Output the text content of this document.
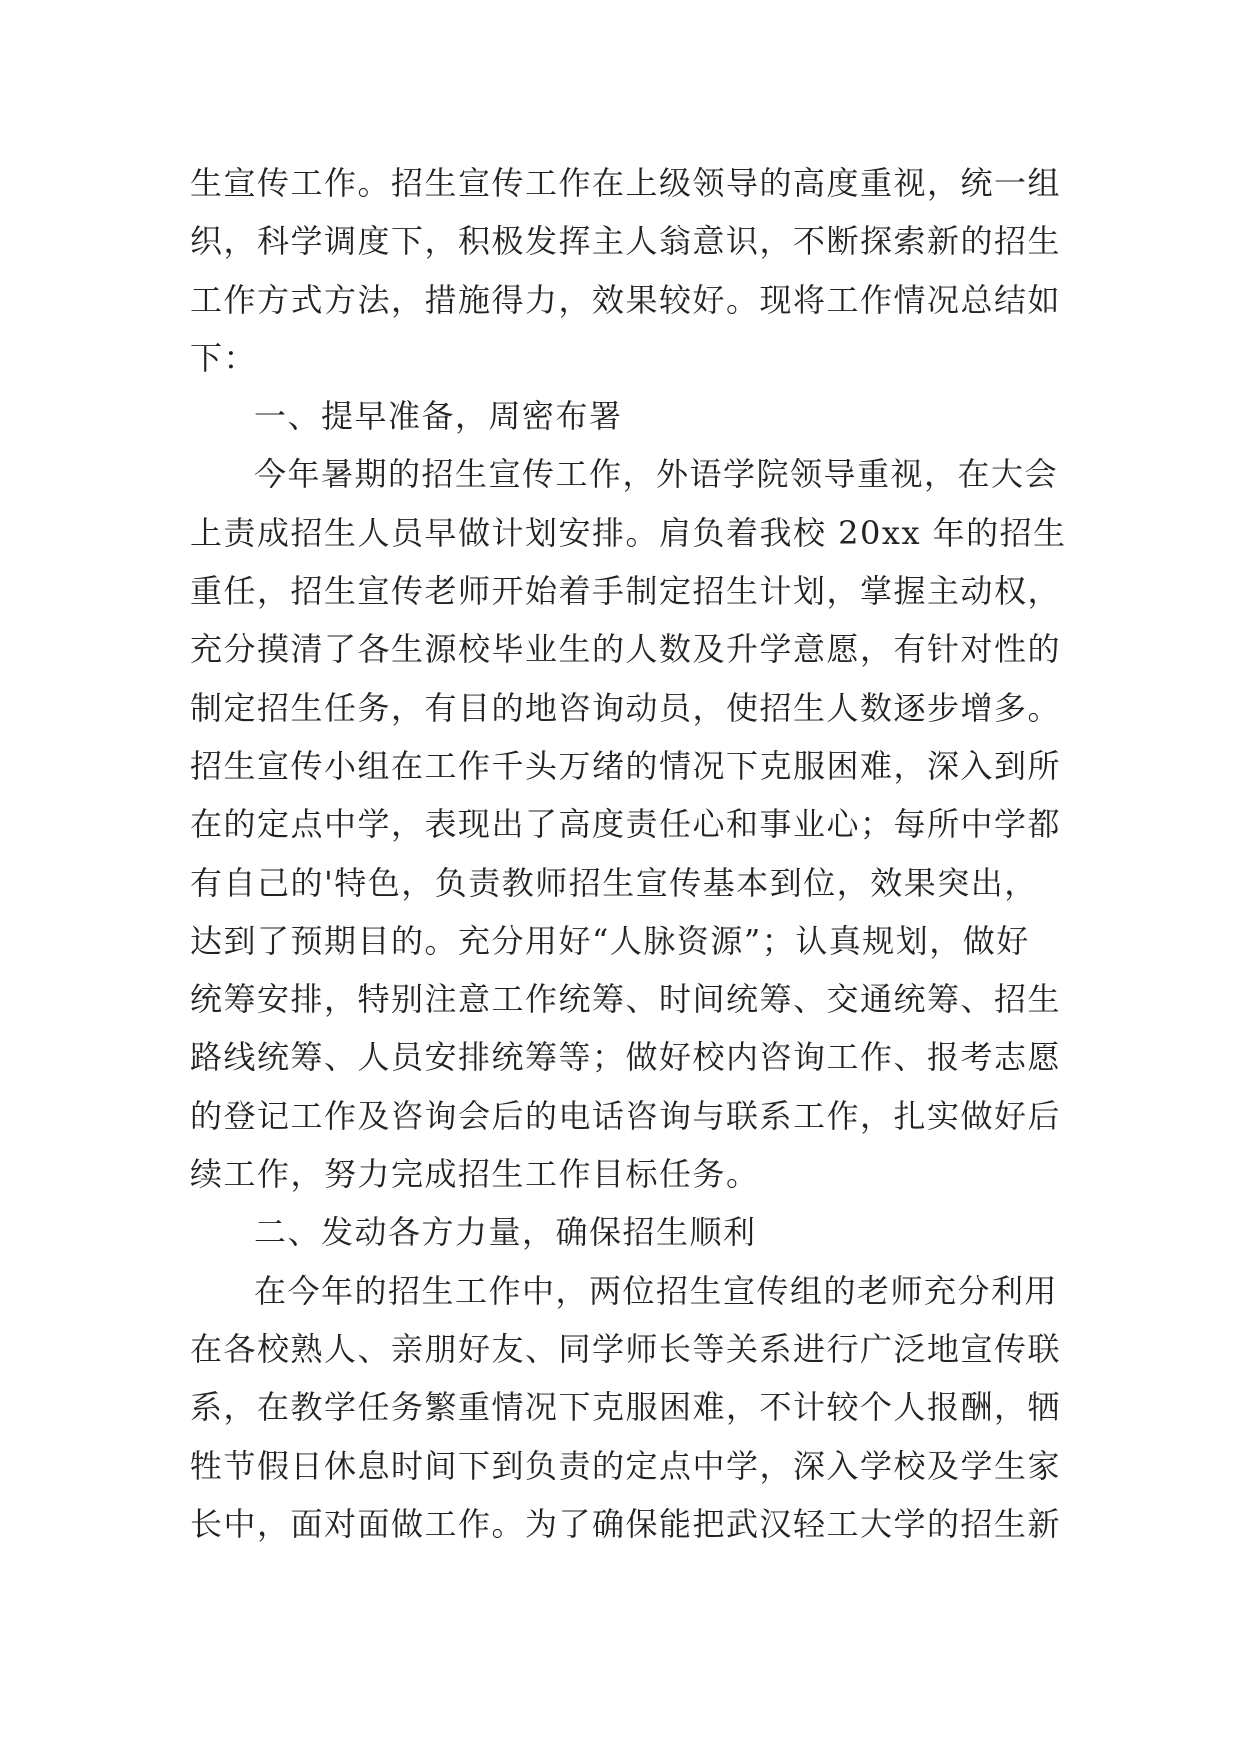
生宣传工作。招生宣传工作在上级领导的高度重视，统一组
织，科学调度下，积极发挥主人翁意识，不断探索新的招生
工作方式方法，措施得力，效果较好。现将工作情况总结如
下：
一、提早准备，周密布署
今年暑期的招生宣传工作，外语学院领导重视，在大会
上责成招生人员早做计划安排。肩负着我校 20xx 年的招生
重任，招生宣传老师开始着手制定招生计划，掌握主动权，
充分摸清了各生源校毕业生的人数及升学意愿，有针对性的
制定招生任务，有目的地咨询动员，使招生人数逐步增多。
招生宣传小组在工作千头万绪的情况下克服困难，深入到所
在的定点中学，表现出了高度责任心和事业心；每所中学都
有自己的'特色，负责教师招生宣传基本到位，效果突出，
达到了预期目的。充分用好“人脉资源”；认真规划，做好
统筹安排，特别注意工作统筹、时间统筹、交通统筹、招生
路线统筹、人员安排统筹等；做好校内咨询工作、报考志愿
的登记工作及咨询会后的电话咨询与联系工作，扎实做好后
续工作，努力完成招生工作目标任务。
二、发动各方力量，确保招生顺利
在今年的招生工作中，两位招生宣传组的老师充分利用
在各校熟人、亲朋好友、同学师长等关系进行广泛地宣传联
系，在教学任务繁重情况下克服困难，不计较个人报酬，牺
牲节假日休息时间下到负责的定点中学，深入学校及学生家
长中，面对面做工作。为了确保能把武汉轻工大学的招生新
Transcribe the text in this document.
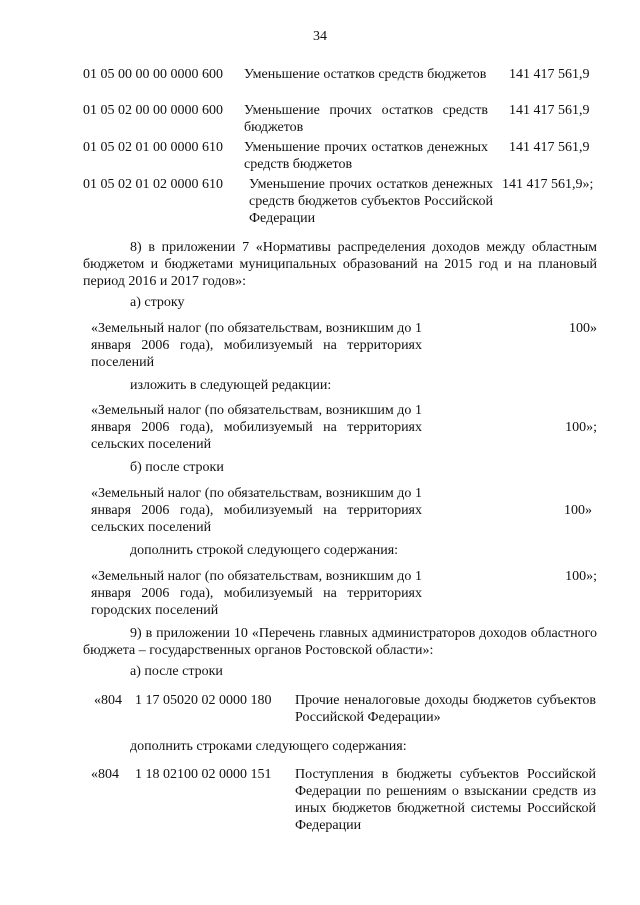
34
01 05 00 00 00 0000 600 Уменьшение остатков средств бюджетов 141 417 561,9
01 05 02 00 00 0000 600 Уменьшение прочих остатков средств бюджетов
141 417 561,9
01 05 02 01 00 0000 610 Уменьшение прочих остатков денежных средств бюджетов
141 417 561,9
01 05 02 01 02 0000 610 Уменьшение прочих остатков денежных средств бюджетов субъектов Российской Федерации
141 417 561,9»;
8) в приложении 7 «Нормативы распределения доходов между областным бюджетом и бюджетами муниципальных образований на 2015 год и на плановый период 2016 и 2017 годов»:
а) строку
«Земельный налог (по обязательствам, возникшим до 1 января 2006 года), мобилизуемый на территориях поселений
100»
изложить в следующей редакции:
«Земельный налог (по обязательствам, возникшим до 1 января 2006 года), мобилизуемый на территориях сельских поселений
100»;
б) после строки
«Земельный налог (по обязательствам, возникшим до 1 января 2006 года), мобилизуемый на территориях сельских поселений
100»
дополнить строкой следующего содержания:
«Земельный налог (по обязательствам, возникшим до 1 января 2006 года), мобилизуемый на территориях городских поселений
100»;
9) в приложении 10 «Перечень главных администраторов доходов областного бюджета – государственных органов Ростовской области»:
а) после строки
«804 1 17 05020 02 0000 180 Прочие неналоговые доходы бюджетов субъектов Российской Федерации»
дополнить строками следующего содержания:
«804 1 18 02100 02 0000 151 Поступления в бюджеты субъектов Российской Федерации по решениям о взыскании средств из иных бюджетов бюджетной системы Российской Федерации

···

Every line of the records that includes the word "содержания" should be gathered.

дополнить строкой следующего содержания:
дополнить строками следующего содержания:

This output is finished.